> _EXERCISE_
In the listing that follows, count every line with the word "description" in it and write only the total.
═══ PROVIDED RECORDS ═══
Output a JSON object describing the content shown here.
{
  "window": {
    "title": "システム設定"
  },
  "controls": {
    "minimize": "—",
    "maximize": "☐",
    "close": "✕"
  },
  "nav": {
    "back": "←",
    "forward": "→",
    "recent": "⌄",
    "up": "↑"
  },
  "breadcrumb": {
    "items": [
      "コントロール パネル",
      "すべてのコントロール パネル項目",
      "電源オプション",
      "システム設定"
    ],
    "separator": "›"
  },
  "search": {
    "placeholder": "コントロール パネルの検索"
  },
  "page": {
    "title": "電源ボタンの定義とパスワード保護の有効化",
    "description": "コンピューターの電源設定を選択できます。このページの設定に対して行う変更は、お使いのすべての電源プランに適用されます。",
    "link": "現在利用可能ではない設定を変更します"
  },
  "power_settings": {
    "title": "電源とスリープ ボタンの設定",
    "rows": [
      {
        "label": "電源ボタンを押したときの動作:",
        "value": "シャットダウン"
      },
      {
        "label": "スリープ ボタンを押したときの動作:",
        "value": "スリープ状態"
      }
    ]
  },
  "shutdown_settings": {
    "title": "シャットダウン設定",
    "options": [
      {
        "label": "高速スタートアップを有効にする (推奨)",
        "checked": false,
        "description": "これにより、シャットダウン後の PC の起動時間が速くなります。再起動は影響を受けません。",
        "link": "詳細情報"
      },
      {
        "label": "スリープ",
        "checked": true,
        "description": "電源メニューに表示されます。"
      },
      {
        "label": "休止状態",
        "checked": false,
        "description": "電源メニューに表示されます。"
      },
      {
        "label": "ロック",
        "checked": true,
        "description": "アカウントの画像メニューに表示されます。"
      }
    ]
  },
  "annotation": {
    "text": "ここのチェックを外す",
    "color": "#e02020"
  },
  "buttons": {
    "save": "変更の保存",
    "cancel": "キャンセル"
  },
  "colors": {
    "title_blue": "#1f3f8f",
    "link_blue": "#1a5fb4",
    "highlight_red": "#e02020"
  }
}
═══
> _RESULT OF THE TASK_
5